## Begin Data section

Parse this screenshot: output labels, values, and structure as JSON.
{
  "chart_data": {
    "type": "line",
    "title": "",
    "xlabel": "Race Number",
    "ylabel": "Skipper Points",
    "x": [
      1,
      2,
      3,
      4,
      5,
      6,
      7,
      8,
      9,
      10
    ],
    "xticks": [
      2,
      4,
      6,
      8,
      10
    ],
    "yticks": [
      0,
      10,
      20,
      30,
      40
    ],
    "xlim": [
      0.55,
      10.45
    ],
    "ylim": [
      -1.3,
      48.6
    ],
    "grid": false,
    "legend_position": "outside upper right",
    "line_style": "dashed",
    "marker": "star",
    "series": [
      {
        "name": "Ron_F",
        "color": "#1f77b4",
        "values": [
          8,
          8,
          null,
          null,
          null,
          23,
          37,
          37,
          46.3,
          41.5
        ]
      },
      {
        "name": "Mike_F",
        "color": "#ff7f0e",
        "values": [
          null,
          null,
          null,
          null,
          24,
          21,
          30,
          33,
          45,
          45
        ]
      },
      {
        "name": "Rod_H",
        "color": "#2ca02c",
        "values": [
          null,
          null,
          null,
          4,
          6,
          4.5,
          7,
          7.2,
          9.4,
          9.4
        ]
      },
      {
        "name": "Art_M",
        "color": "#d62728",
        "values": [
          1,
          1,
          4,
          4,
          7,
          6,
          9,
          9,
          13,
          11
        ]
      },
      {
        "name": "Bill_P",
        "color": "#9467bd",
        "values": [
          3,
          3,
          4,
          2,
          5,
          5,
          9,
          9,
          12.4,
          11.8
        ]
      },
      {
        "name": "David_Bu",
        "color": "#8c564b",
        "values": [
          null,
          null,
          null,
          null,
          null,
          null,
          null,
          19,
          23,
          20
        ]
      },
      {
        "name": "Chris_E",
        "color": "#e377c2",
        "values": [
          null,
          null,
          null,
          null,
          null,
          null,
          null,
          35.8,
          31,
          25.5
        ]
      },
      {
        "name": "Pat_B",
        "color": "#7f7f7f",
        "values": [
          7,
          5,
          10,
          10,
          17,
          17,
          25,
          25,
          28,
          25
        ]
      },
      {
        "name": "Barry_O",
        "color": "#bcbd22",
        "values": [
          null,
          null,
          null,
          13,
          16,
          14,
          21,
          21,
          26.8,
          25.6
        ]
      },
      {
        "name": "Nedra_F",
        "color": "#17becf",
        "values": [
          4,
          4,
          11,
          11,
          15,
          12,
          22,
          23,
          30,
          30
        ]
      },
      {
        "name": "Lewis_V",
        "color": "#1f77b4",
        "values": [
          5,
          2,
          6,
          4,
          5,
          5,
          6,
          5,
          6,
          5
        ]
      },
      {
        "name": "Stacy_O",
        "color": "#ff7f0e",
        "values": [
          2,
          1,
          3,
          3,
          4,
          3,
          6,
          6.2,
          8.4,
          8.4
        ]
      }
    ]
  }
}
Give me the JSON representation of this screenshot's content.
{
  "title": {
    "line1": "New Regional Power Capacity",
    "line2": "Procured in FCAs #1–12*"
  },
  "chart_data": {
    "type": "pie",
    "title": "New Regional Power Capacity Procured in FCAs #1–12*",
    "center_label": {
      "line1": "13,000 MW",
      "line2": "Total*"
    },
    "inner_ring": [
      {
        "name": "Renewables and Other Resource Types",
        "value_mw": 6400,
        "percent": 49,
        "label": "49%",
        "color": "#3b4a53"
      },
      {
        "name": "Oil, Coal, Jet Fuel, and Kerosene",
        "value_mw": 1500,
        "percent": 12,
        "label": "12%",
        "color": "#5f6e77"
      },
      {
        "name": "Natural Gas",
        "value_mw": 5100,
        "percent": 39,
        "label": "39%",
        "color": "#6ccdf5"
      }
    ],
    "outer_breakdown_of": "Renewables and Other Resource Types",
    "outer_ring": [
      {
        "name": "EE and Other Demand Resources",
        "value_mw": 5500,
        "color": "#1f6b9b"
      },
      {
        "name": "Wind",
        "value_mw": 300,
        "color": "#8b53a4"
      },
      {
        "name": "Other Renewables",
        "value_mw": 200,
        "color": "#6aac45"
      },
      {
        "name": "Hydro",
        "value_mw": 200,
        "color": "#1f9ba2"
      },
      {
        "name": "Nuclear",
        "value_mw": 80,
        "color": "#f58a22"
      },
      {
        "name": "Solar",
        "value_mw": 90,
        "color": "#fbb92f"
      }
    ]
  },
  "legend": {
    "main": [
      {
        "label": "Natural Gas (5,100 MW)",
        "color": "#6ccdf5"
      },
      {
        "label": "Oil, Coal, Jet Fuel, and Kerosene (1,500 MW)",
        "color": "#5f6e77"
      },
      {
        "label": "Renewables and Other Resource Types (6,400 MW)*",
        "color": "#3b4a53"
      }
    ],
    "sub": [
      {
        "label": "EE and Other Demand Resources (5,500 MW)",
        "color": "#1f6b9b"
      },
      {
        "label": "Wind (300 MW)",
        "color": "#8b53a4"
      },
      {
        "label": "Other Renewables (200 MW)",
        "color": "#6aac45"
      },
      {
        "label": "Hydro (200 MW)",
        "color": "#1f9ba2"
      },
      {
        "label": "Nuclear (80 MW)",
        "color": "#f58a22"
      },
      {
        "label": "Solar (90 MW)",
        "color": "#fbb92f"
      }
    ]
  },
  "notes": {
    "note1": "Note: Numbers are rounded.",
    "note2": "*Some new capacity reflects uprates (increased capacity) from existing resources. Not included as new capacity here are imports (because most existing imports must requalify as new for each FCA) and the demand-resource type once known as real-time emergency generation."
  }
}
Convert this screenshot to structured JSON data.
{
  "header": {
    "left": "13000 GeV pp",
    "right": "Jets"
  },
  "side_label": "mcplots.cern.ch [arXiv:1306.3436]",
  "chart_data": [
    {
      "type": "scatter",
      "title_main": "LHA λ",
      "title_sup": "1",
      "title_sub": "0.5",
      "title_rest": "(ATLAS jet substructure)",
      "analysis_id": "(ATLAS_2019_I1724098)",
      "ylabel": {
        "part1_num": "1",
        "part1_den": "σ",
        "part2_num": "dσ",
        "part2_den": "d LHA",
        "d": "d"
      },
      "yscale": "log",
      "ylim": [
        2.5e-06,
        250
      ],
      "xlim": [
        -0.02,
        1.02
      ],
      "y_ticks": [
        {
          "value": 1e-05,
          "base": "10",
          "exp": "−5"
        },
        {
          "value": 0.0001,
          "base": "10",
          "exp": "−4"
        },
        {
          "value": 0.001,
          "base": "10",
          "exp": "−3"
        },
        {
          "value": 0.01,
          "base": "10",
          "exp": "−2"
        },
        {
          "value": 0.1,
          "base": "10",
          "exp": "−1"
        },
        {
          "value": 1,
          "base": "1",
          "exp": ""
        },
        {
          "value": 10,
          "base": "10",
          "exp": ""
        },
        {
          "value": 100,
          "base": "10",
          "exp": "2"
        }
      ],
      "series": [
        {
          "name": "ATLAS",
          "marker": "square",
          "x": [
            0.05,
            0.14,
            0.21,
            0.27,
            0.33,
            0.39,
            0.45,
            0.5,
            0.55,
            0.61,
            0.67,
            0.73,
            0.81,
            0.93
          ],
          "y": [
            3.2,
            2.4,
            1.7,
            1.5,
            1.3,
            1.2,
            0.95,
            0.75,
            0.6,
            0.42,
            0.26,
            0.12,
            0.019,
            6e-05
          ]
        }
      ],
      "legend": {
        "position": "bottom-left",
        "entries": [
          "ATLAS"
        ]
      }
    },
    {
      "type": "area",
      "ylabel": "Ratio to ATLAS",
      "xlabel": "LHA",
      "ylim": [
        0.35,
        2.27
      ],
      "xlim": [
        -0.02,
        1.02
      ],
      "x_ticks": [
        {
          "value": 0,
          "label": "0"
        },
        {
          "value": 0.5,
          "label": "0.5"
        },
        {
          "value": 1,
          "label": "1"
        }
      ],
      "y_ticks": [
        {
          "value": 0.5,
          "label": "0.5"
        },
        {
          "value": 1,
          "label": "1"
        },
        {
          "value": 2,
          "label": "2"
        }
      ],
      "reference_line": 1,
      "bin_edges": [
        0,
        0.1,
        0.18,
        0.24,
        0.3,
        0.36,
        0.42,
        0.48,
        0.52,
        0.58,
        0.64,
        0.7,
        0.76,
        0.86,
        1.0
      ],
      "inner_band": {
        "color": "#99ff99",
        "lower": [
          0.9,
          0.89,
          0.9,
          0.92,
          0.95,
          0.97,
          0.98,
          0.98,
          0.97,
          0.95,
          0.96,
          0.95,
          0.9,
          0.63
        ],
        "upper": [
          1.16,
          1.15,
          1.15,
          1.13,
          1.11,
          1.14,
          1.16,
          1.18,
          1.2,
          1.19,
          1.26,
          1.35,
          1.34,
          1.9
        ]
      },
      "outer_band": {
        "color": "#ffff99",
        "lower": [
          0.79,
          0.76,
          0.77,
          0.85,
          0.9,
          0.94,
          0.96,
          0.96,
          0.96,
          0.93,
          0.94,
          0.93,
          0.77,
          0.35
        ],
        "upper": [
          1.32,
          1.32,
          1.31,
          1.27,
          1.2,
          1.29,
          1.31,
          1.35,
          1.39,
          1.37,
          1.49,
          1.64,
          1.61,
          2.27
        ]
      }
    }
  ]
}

## End Data section

Requirement: Within the records above, how many lines include the word "Regional"? State the number by itself.

Solution to the problem: 2